Problem to solve –
Your task is to copy each line that has the word "xlabel".

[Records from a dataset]
※ ※ ※

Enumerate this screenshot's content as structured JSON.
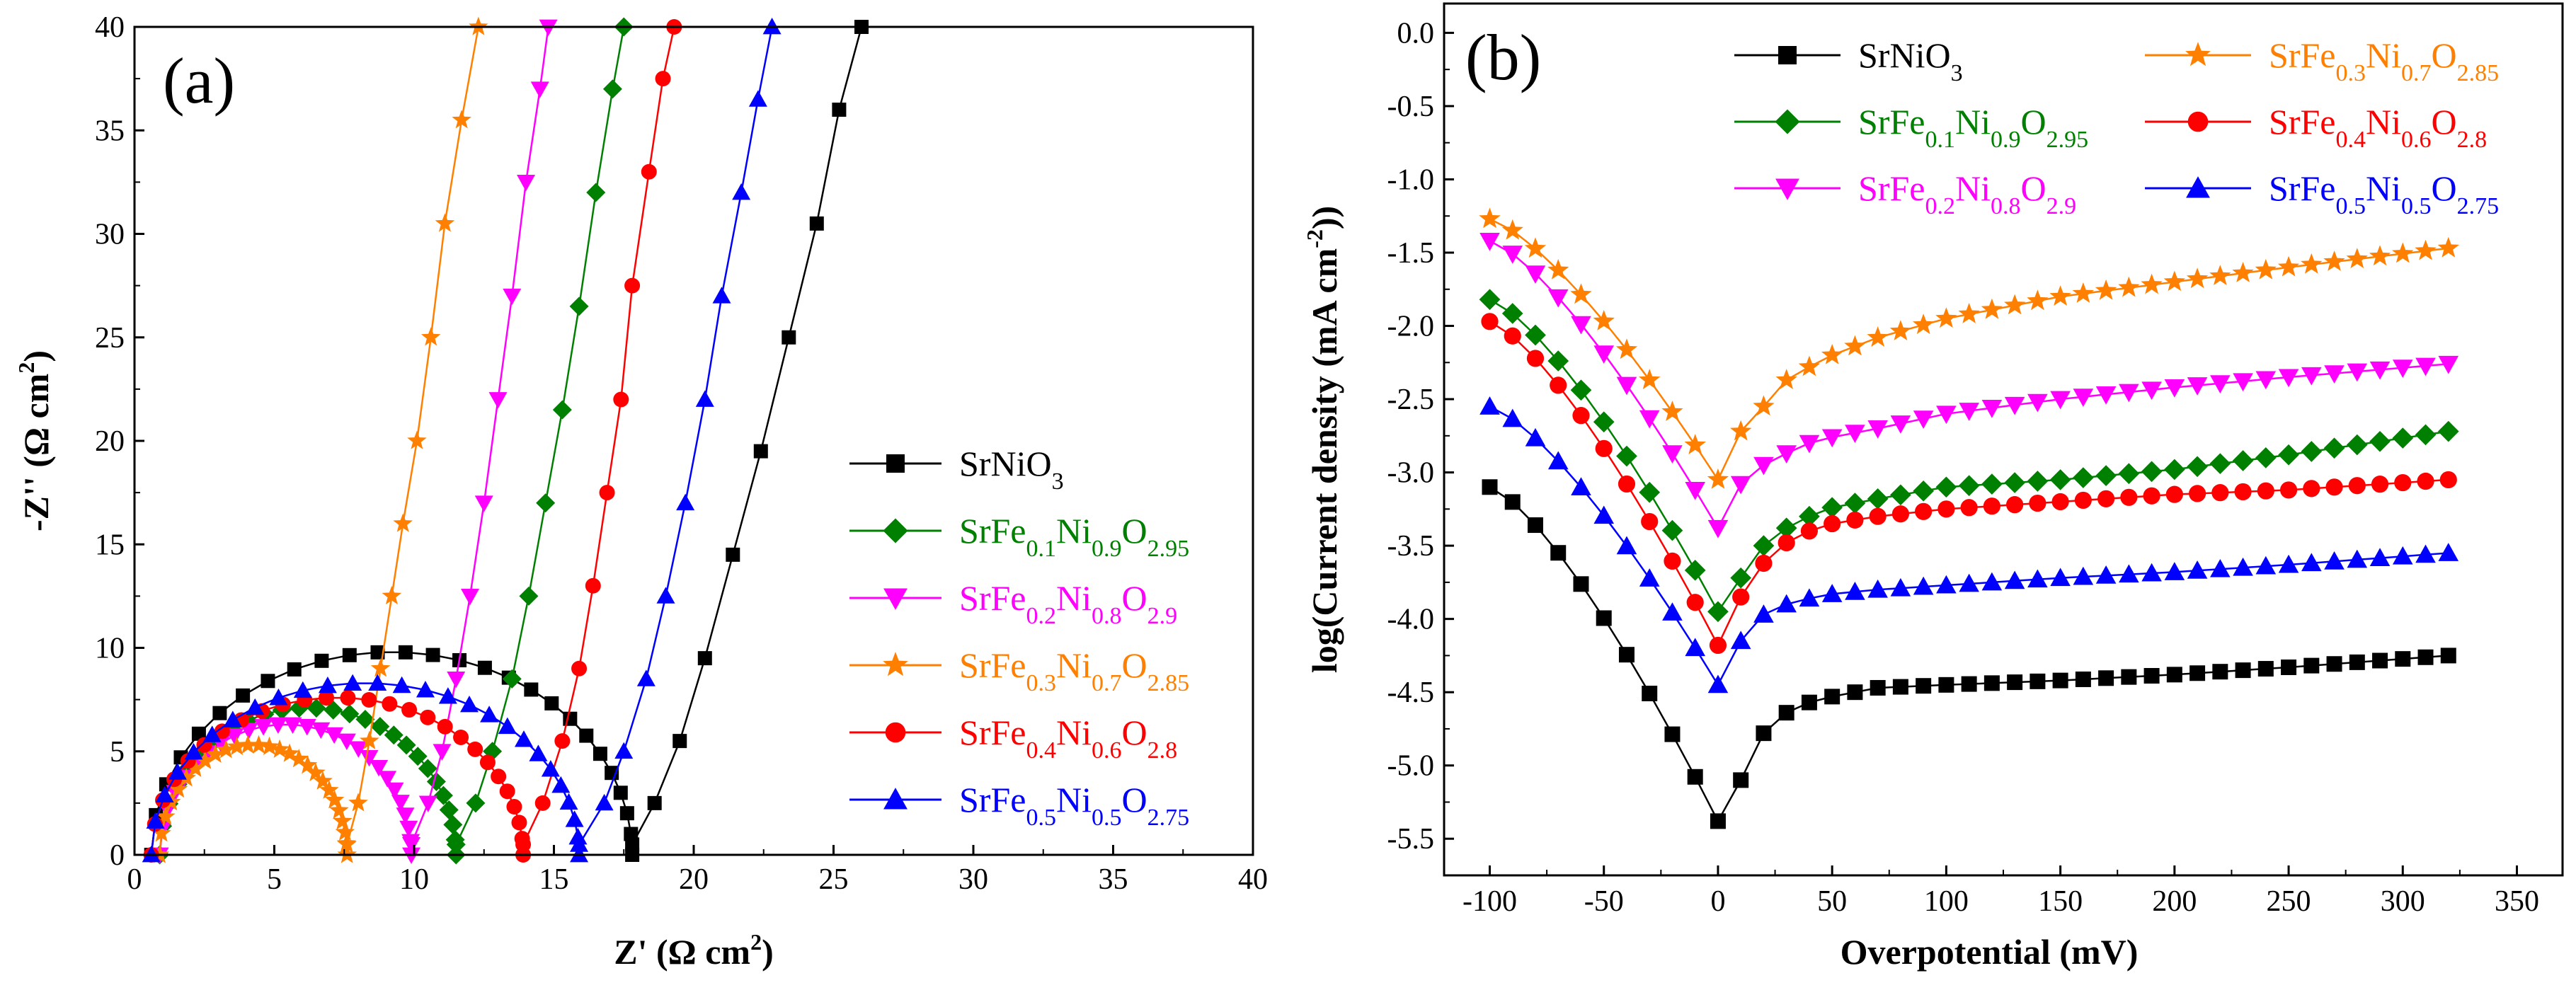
{
  "chart_data": [
    {
      "type": "scatter",
      "panel_label": "(a)",
      "xlabel": "Z' (Ω cm²)",
      "ylabel": "-Z'' (Ω cm²)",
      "xlim": [
        0,
        40
      ],
      "ylim": [
        0,
        40
      ],
      "xticks": [
        0,
        5,
        10,
        15,
        20,
        25,
        30,
        35,
        40
      ],
      "yticks": [
        0,
        5,
        10,
        15,
        20,
        25,
        30,
        35,
        40
      ],
      "legend_position": "center-right",
      "series": [
        {
          "name": "SrNiO3",
          "color": "#000000",
          "marker": "square",
          "arc": [
            0.6,
            17.8,
            9.8
          ],
          "tail": [
            [
              17.8,
              0.5
            ],
            [
              18.6,
              2.5
            ],
            [
              19.5,
              5.5
            ],
            [
              20.4,
              9.5
            ],
            [
              21.4,
              14.5
            ],
            [
              22.4,
              19.5
            ],
            [
              23.4,
              25
            ],
            [
              24.4,
              30.5
            ],
            [
              25.2,
              36
            ],
            [
              26.0,
              40
            ]
          ]
        },
        {
          "name": "SrFe0.1Ni0.9O2.95",
          "color": "#008000",
          "marker": "diamond",
          "arc": [
            0.9,
            11.5,
            7.1
          ],
          "tail": [
            [
              11.5,
              0.5
            ],
            [
              12.2,
              2.5
            ],
            [
              12.8,
              5
            ],
            [
              13.5,
              8.5
            ],
            [
              14.1,
              12.5
            ],
            [
              14.7,
              17
            ],
            [
              15.3,
              21.5
            ],
            [
              15.9,
              26.5
            ],
            [
              16.5,
              32
            ],
            [
              17.1,
              37
            ],
            [
              17.5,
              40
            ]
          ]
        },
        {
          "name": "SrFe0.2Ni0.8O2.9",
          "color": "#ff00ff",
          "marker": "triangle-down",
          "arc": [
            0.9,
            9.9,
            6.3
          ],
          "tail": [
            [
              9.9,
              0.5
            ],
            [
              10.5,
              2.5
            ],
            [
              11.0,
              5
            ],
            [
              11.5,
              8.5
            ],
            [
              12.0,
              12.5
            ],
            [
              12.5,
              17
            ],
            [
              13.0,
              22
            ],
            [
              13.5,
              27
            ],
            [
              14.0,
              32.5
            ],
            [
              14.5,
              37
            ],
            [
              14.8,
              40
            ]
          ]
        },
        {
          "name": "SrFe0.3Ni0.7O2.85",
          "color": "#ff8000",
          "marker": "star",
          "arc": [
            0.9,
            7.6,
            5.3
          ],
          "tail": [
            [
              7.6,
              0.5
            ],
            [
              8.0,
              2.5
            ],
            [
              8.4,
              5.5
            ],
            [
              8.8,
              9
            ],
            [
              9.2,
              12.5
            ],
            [
              9.6,
              16
            ],
            [
              10.1,
              20
            ],
            [
              10.6,
              25
            ],
            [
              11.1,
              30.5
            ],
            [
              11.7,
              35.5
            ],
            [
              12.3,
              40
            ]
          ]
        },
        {
          "name": "SrFe0.4Ni0.6O2.8",
          "color": "#ff0000",
          "marker": "circle",
          "arc": [
            0.6,
            13.9,
            7.6
          ],
          "tail": [
            [
              13.9,
              0.5
            ],
            [
              14.6,
              2.5
            ],
            [
              15.3,
              5.5
            ],
            [
              15.9,
              9
            ],
            [
              16.4,
              13
            ],
            [
              16.9,
              17.5
            ],
            [
              17.4,
              22
            ],
            [
              17.8,
              27.5
            ],
            [
              18.4,
              33
            ],
            [
              18.9,
              37.5
            ],
            [
              19.3,
              40
            ]
          ]
        },
        {
          "name": "SrFe0.5Ni0.5O2.75",
          "color": "#0000ff",
          "marker": "triangle-up",
          "arc": [
            0.6,
            15.9,
            8.3
          ],
          "tail": [
            [
              15.9,
              0.5
            ],
            [
              16.8,
              2.5
            ],
            [
              17.5,
              5
            ],
            [
              18.3,
              8.5
            ],
            [
              19.0,
              12.5
            ],
            [
              19.7,
              17
            ],
            [
              20.4,
              22
            ],
            [
              21.0,
              27
            ],
            [
              21.7,
              32
            ],
            [
              22.3,
              36.5
            ],
            [
              22.8,
              40
            ]
          ]
        }
      ]
    },
    {
      "type": "line",
      "panel_label": "(b)",
      "xlabel": "Overpotential (mV)",
      "ylabel": "log(Current density (mA cm⁻²))",
      "xlim": [
        -120,
        370
      ],
      "ylim": [
        -5.75,
        0.2
      ],
      "xticks": [
        -100,
        -50,
        0,
        50,
        100,
        150,
        200,
        250,
        300,
        350
      ],
      "yticks": [
        -5.5,
        -5.0,
        -4.5,
        -4.0,
        -3.5,
        -3.0,
        -2.5,
        -2.0,
        -1.5,
        -1.0,
        -0.5,
        0.0
      ],
      "legend_position": "top",
      "series": [
        {
          "name": "SrNiO3",
          "color": "#000000",
          "marker": "square",
          "left": [
            -100,
            -3.1
          ],
          "v": [
            0,
            -5.38
          ],
          "right": [
            [
              10,
              -5.1
            ],
            [
              20,
              -4.78
            ],
            [
              30,
              -4.64
            ],
            [
              40,
              -4.57
            ],
            [
              50,
              -4.53
            ],
            [
              70,
              -4.47
            ],
            [
              100,
              -4.45
            ],
            [
              150,
              -4.42
            ],
            [
              200,
              -4.38
            ],
            [
              250,
              -4.33
            ],
            [
              320,
              -4.25
            ]
          ]
        },
        {
          "name": "SrFe0.1Ni0.9O2.95",
          "color": "#008000",
          "marker": "diamond",
          "left": [
            -100,
            -1.82
          ],
          "v": [
            0,
            -3.95
          ],
          "right": [
            [
              10,
              -3.72
            ],
            [
              20,
              -3.5
            ],
            [
              30,
              -3.38
            ],
            [
              40,
              -3.3
            ],
            [
              50,
              -3.24
            ],
            [
              70,
              -3.18
            ],
            [
              100,
              -3.1
            ],
            [
              150,
              -3.05
            ],
            [
              200,
              -2.98
            ],
            [
              250,
              -2.88
            ],
            [
              320,
              -2.72
            ]
          ]
        },
        {
          "name": "SrFe0.2Ni0.8O2.9",
          "color": "#ff00ff",
          "marker": "triangle-down",
          "left": [
            -100,
            -1.42
          ],
          "v": [
            0,
            -3.38
          ],
          "right": [
            [
              10,
              -3.08
            ],
            [
              20,
              -2.95
            ],
            [
              30,
              -2.87
            ],
            [
              40,
              -2.8
            ],
            [
              50,
              -2.76
            ],
            [
              70,
              -2.7
            ],
            [
              100,
              -2.6
            ],
            [
              150,
              -2.5
            ],
            [
              200,
              -2.42
            ],
            [
              250,
              -2.35
            ],
            [
              320,
              -2.26
            ]
          ]
        },
        {
          "name": "SrFe0.3Ni0.7O2.85",
          "color": "#ff8000",
          "marker": "star",
          "left": [
            -100,
            -1.27
          ],
          "v": [
            0,
            -3.05
          ],
          "right": [
            [
              10,
              -2.72
            ],
            [
              20,
              -2.55
            ],
            [
              30,
              -2.37
            ],
            [
              40,
              -2.28
            ],
            [
              50,
              -2.2
            ],
            [
              70,
              -2.08
            ],
            [
              100,
              -1.95
            ],
            [
              150,
              -1.8
            ],
            [
              200,
              -1.7
            ],
            [
              250,
              -1.6
            ],
            [
              320,
              -1.47
            ]
          ]
        },
        {
          "name": "SrFe0.4Ni0.6O2.8",
          "color": "#ff0000",
          "marker": "circle",
          "left": [
            -100,
            -1.97
          ],
          "v": [
            0,
            -4.18
          ],
          "right": [
            [
              10,
              -3.85
            ],
            [
              20,
              -3.62
            ],
            [
              30,
              -3.48
            ],
            [
              40,
              -3.4
            ],
            [
              50,
              -3.35
            ],
            [
              70,
              -3.3
            ],
            [
              100,
              -3.25
            ],
            [
              150,
              -3.2
            ],
            [
              200,
              -3.15
            ],
            [
              250,
              -3.12
            ],
            [
              320,
              -3.05
            ]
          ]
        },
        {
          "name": "SrFe0.5Ni0.5O2.75",
          "color": "#0000ff",
          "marker": "triangle-up",
          "left": [
            -100,
            -2.55
          ],
          "v": [
            0,
            -4.45
          ],
          "right": [
            [
              10,
              -4.15
            ],
            [
              20,
              -3.97
            ],
            [
              30,
              -3.9
            ],
            [
              40,
              -3.86
            ],
            [
              50,
              -3.83
            ],
            [
              70,
              -3.8
            ],
            [
              100,
              -3.77
            ],
            [
              150,
              -3.72
            ],
            [
              200,
              -3.68
            ],
            [
              250,
              -3.63
            ],
            [
              320,
              -3.55
            ]
          ]
        }
      ]
    }
  ]
}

※ ※ ※

Output for this task –
      "xlabel": "Z' (Ω cm²)",
      "xlabel": "Overpotential (mV)",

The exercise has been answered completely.